**Exercise prompt**:
Without the pictures, copy all the entries below exactly.

**Input**:
________________

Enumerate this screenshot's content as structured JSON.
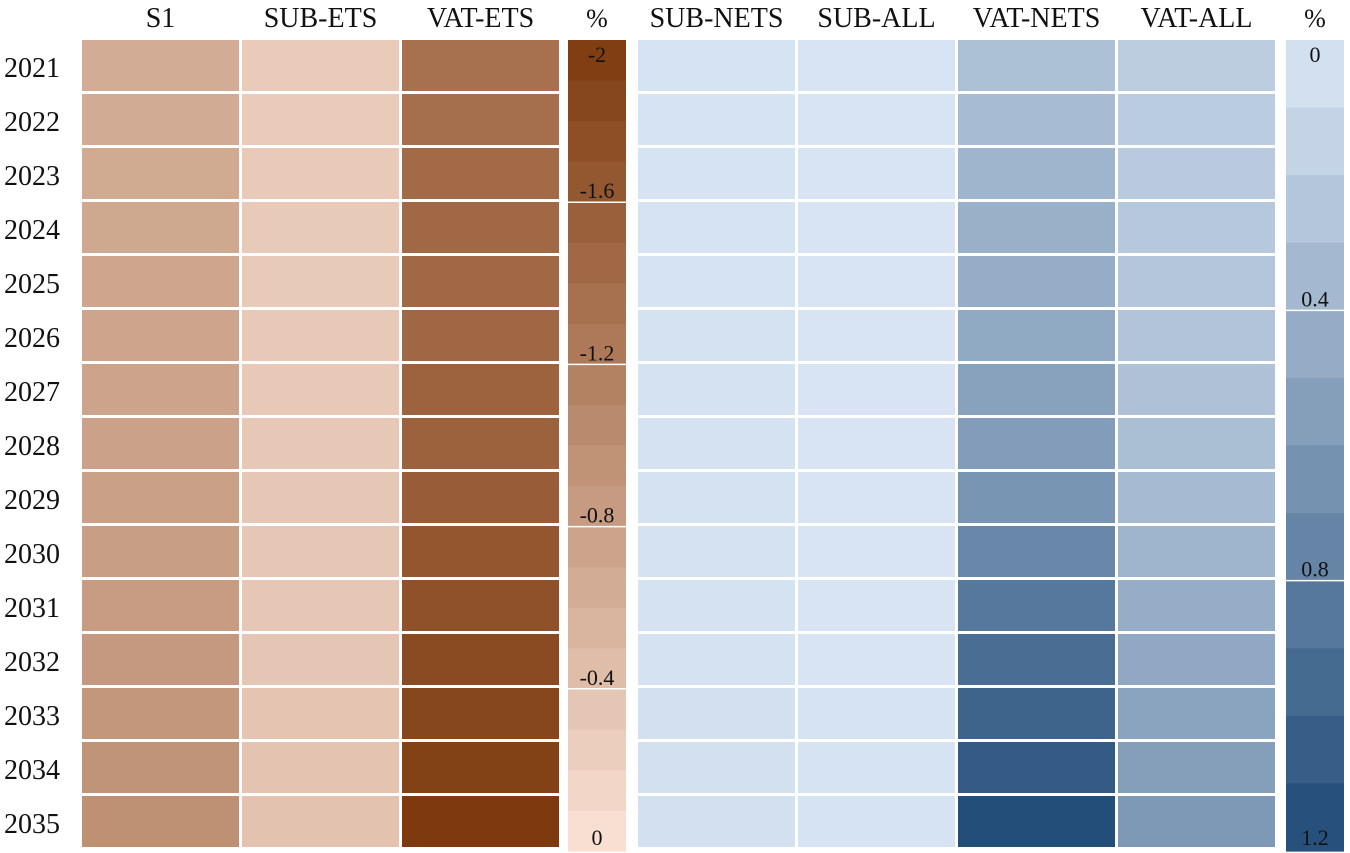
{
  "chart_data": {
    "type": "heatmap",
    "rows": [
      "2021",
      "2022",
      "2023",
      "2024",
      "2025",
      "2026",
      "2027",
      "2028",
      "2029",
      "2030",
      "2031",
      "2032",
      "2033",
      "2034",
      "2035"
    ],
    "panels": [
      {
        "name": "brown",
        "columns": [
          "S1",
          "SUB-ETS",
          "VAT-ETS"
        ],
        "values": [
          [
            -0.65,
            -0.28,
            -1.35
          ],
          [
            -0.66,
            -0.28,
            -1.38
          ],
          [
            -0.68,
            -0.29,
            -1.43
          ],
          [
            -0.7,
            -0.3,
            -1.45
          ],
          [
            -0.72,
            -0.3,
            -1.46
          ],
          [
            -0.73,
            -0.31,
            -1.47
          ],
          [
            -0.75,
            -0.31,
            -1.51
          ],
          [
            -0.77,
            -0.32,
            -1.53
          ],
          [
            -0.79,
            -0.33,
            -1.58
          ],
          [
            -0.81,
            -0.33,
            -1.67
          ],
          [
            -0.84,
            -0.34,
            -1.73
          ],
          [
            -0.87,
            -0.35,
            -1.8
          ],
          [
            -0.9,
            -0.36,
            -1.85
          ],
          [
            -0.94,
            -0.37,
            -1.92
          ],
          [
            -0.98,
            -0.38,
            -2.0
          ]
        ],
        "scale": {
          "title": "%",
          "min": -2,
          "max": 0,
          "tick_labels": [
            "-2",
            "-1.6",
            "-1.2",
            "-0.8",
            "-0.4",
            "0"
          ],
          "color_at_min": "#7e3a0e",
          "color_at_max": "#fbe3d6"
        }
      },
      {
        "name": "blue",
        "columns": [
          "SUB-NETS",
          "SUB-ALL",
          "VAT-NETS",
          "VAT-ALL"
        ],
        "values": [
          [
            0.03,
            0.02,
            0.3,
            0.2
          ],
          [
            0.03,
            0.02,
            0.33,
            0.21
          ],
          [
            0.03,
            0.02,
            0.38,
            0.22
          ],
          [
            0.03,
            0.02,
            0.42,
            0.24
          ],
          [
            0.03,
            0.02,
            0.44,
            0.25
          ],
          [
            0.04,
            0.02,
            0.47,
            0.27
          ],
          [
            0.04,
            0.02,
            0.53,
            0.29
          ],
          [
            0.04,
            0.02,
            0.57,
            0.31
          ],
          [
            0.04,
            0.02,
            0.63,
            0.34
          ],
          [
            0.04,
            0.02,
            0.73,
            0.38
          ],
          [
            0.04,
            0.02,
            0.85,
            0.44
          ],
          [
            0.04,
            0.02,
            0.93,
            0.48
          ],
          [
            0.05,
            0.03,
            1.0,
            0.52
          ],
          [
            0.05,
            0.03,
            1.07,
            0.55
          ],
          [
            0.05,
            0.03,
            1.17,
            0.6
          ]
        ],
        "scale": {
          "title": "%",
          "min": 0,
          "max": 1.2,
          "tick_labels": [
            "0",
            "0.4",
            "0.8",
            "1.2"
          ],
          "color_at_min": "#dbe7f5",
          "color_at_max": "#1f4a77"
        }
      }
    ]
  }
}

________________

**Output for this exercise**:
Enumerate this screenshot's content as structured JSON.
{
  "chart_data": {
    "type": "heatmap",
    "rows": [
      "2021",
      "2022",
      "2023",
      "2024",
      "2025",
      "2026",
      "2027",
      "2028",
      "2029",
      "2030",
      "2031",
      "2032",
      "2033",
      "2034",
      "2035"
    ],
    "panels": [
      {
        "name": "brown",
        "columns": [
          "S1",
          "SUB-ETS",
          "VAT-ETS"
        ],
        "values": [
          [
            -0.65,
            -0.28,
            -1.35
          ],
          [
            -0.66,
            -0.28,
            -1.38
          ],
          [
            -0.68,
            -0.29,
            -1.43
          ],
          [
            -0.7,
            -0.3,
            -1.45
          ],
          [
            -0.72,
            -0.3,
            -1.46
          ],
          [
            -0.73,
            -0.31,
            -1.47
          ],
          [
            -0.75,
            -0.31,
            -1.51
          ],
          [
            -0.77,
            -0.32,
            -1.53
          ],
          [
            -0.79,
            -0.33,
            -1.58
          ],
          [
            -0.81,
            -0.33,
            -1.67
          ],
          [
            -0.84,
            -0.34,
            -1.73
          ],
          [
            -0.87,
            -0.35,
            -1.8
          ],
          [
            -0.9,
            -0.36,
            -1.85
          ],
          [
            -0.94,
            -0.37,
            -1.92
          ],
          [
            -0.98,
            -0.38,
            -2.0
          ]
        ],
        "scale": {
          "title": "%",
          "min": -2,
          "max": 0,
          "tick_labels": [
            "-2",
            "-1.6",
            "-1.2",
            "-0.8",
            "-0.4",
            "0"
          ],
          "color_at_min": "#7e3a0e",
          "color_at_max": "#fbe3d6"
        }
      },
      {
        "name": "blue",
        "columns": [
          "SUB-NETS",
          "SUB-ALL",
          "VAT-NETS",
          "VAT-ALL"
        ],
        "values": [
          [
            0.03,
            0.02,
            0.3,
            0.2
          ],
          [
            0.03,
            0.02,
            0.33,
            0.21
          ],
          [
            0.03,
            0.02,
            0.38,
            0.22
          ],
          [
            0.03,
            0.02,
            0.42,
            0.24
          ],
          [
            0.03,
            0.02,
            0.44,
            0.25
          ],
          [
            0.04,
            0.02,
            0.47,
            0.27
          ],
          [
            0.04,
            0.02,
            0.53,
            0.29
          ],
          [
            0.04,
            0.02,
            0.57,
            0.31
          ],
          [
            0.04,
            0.02,
            0.63,
            0.34
          ],
          [
            0.04,
            0.02,
            0.73,
            0.38
          ],
          [
            0.04,
            0.02,
            0.85,
            0.44
          ],
          [
            0.04,
            0.02,
            0.93,
            0.48
          ],
          [
            0.05,
            0.03,
            1.0,
            0.52
          ],
          [
            0.05,
            0.03,
            1.07,
            0.55
          ],
          [
            0.05,
            0.03,
            1.17,
            0.6
          ]
        ],
        "scale": {
          "title": "%",
          "min": 0,
          "max": 1.2,
          "tick_labels": [
            "0",
            "0.4",
            "0.8",
            "1.2"
          ],
          "color_at_min": "#dbe7f5",
          "color_at_max": "#1f4a77"
        }
      }
    ]
  }
}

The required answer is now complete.